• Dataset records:
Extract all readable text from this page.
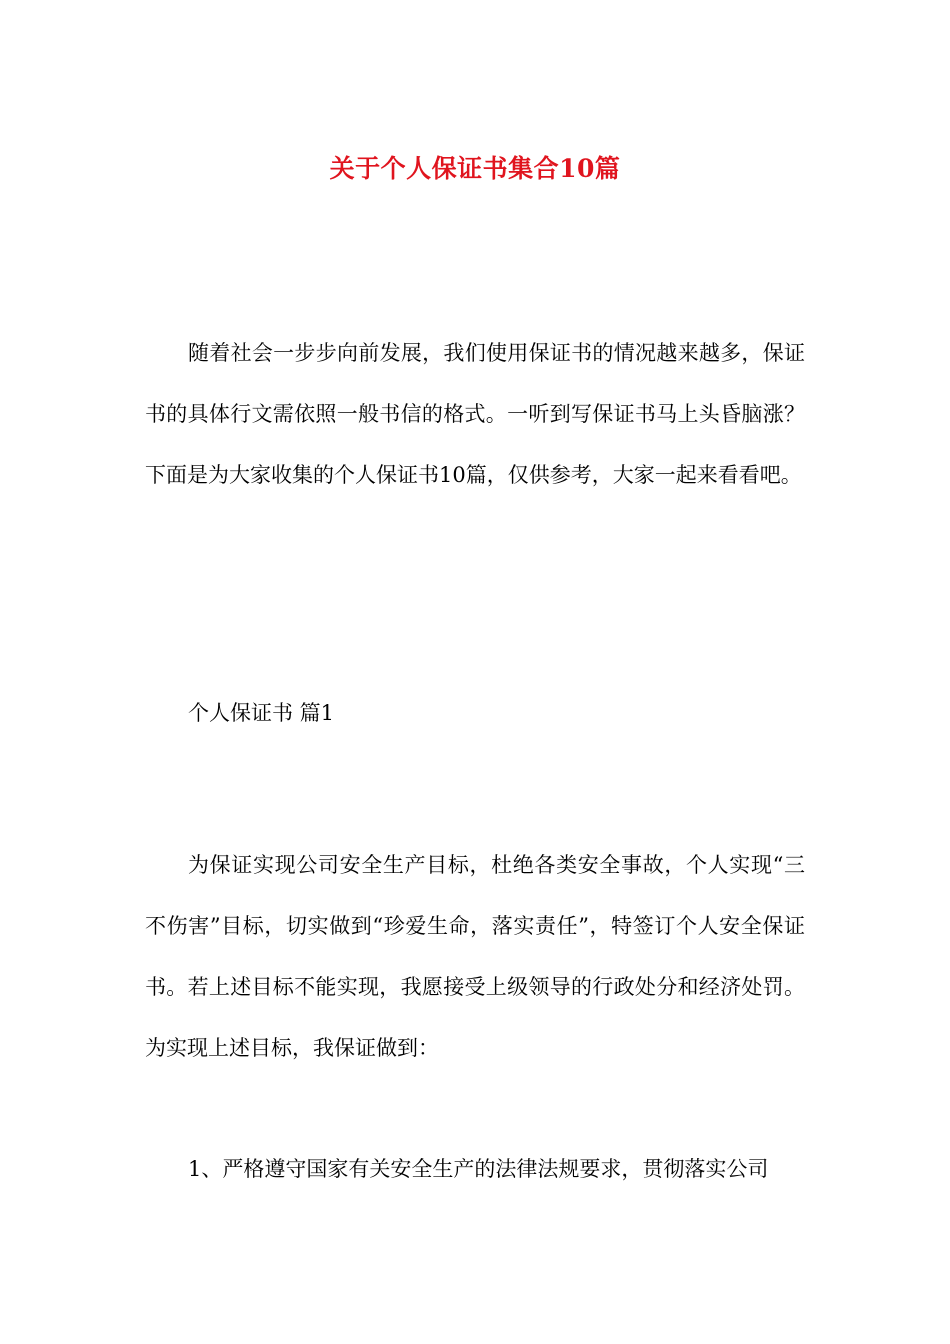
关于个人保证书集合10篇

随着社会一步步向前发展，我们使用保证书的情况越来越多，保证书的具体行文需依照一般书信的格式。一听到写保证书马上头昏脑涨？下面是为大家收集的个人保证书10篇，仅供参考，大家一起来看看吧。

个人保证书 篇1

为保证实现公司安全生产目标，杜绝各类安全事故，个人实现“三不伤害”目标，切实做到“珍爱生命，落实责任”，特签订个人安全保证书。若上述目标不能实现，我愿接受上级领导的行政处分和经济处罚。为实现上述目标，我保证做到：

1、严格遵守国家有关安全生产的法律法规要求，贯彻落实公司
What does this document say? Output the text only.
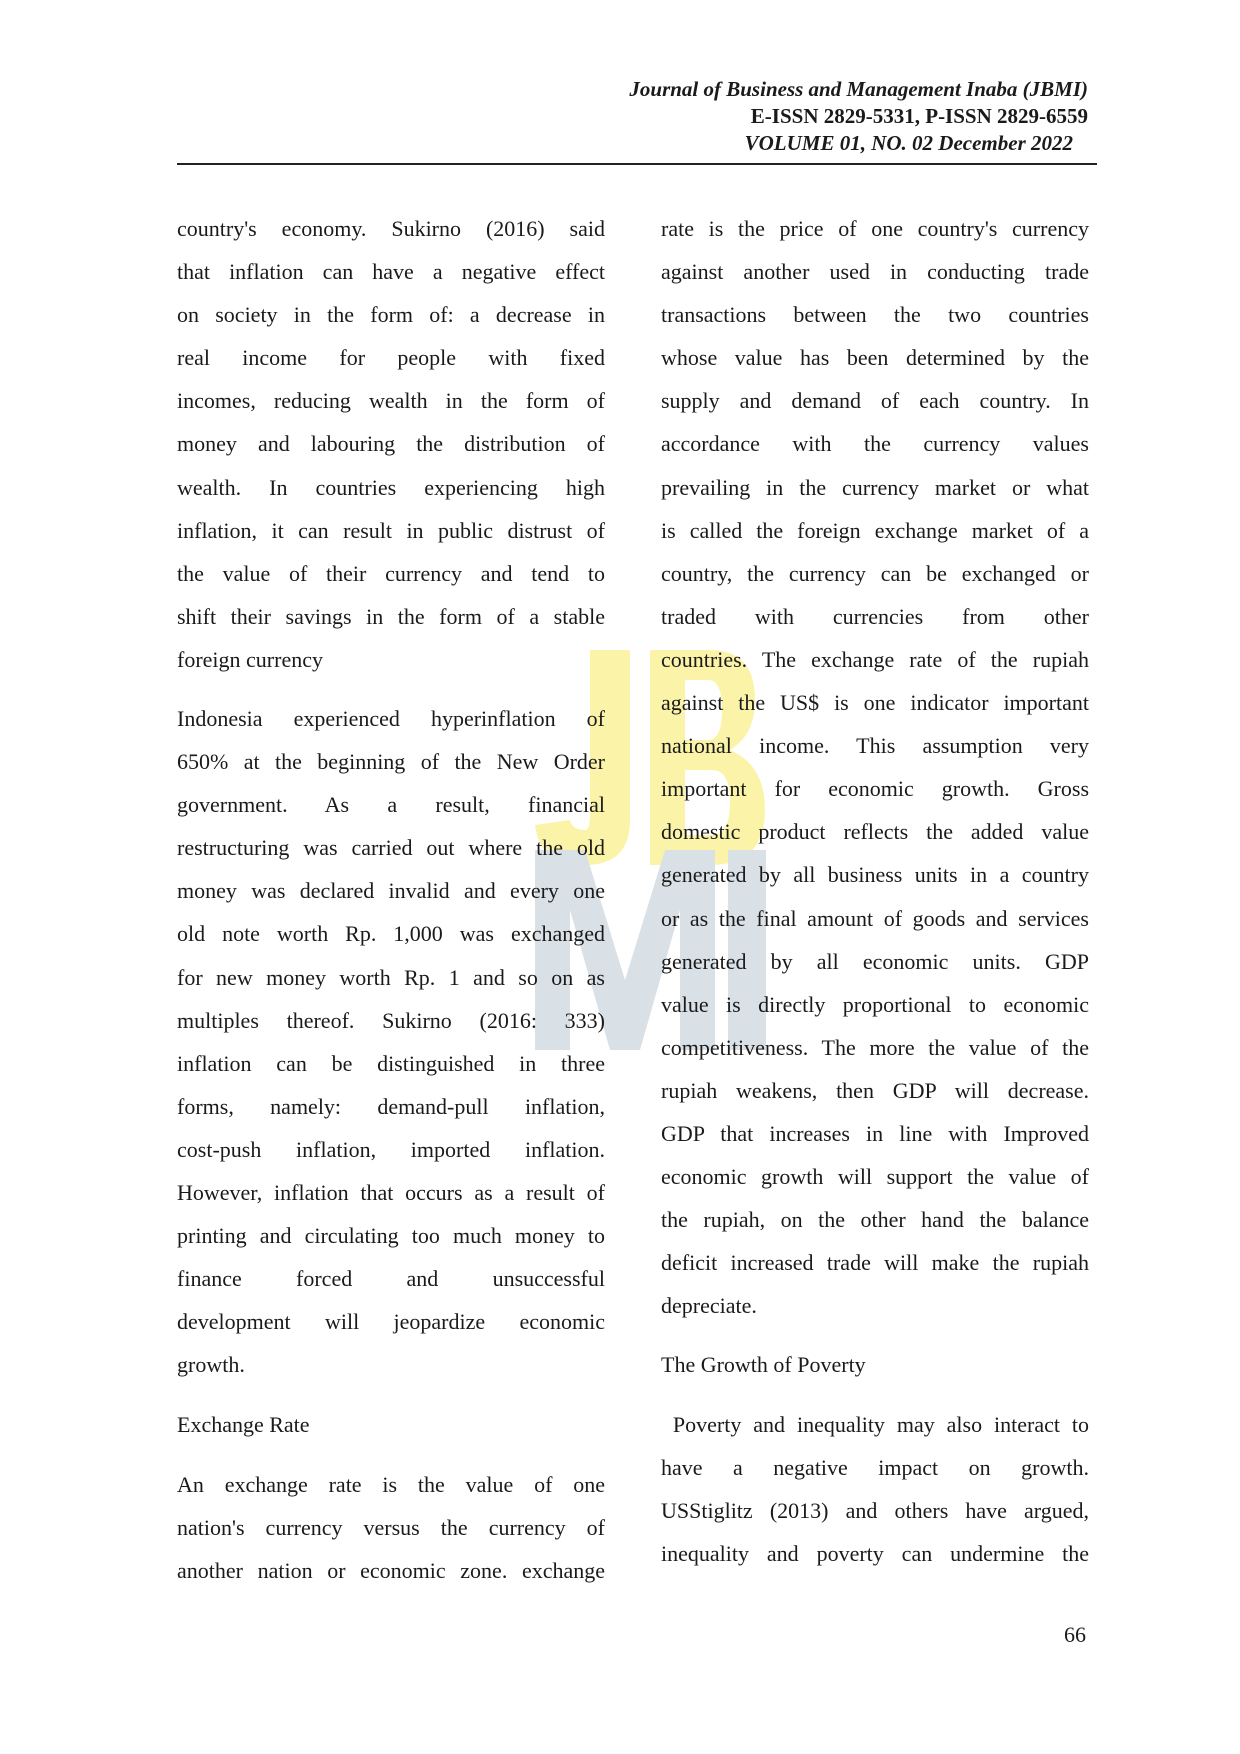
Journal of Business and Management Inaba (JBMI)
E-ISSN 2829-5331, P-ISSN 2829-6559
VOLUME 01, NO. 02 December 2022
country's economy. Sukirno (2016) said
that inflation can have a negative effect
on society in the form of: a decrease in
real income for people with fixed
incomes, reducing wealth in the form of
money and labouring the distribution of
wealth. In countries experiencing high
inflation, it can result in public distrust of
the value of their currency and tend to
shift their savings in the form of a stable
foreign currency
Indonesia experienced hyperinflation of
650% at the beginning of the New Order
government. As a result, financial
restructuring was carried out where the old
money was declared invalid and every one
old note worth Rp. 1,000 was exchanged
for new money worth Rp. 1 and so on as
multiples thereof. Sukirno (2016: 333)
inflation can be distinguished in three
forms, namely: demand-pull inflation,
cost-push inflation, imported inflation.
However, inflation that occurs as a result of
printing and circulating too much money to
finance forced and unsuccessful
development will jeopardize economic
growth.
Exchange Rate
An exchange rate is the value of one
nation's currency versus the currency of
another nation or economic zone. exchange
rate is the price of one country's currency
against another used in conducting trade
transactions between the two countries
whose value has been determined by the
supply and demand of each country. In
accordance with the currency values
prevailing in the currency market or what
is called the foreign exchange market of a
country, the currency can be exchanged or
traded with currencies from other
countries. The exchange rate of the rupiah
against the US$ is one indicator important
national income. This assumption very
important for economic growth. Gross
domestic product reflects the added value
generated by all business units in a country
or as the final amount of goods and services
generated by all economic units. GDP
value is directly proportional to economic
competitiveness. The more the value of the
rupiah weakens, then GDP will decrease.
GDP that increases in line with Improved
economic growth will support the value of
the rupiah, on the other hand the balance
deficit increased trade will make the rupiah
depreciate.
The Growth of Poverty
Poverty and inequality may also interact to
have a negative impact on growth.
USStiglitz (2013) and others have argued,
inequality and poverty can undermine the
66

• Task directions:
Look through the material above. Copy each line where the word "that" appears.

• Task result:
that inflation can have a negative effect
However, inflation that occurs as a result of
GDP that increases in line with Improved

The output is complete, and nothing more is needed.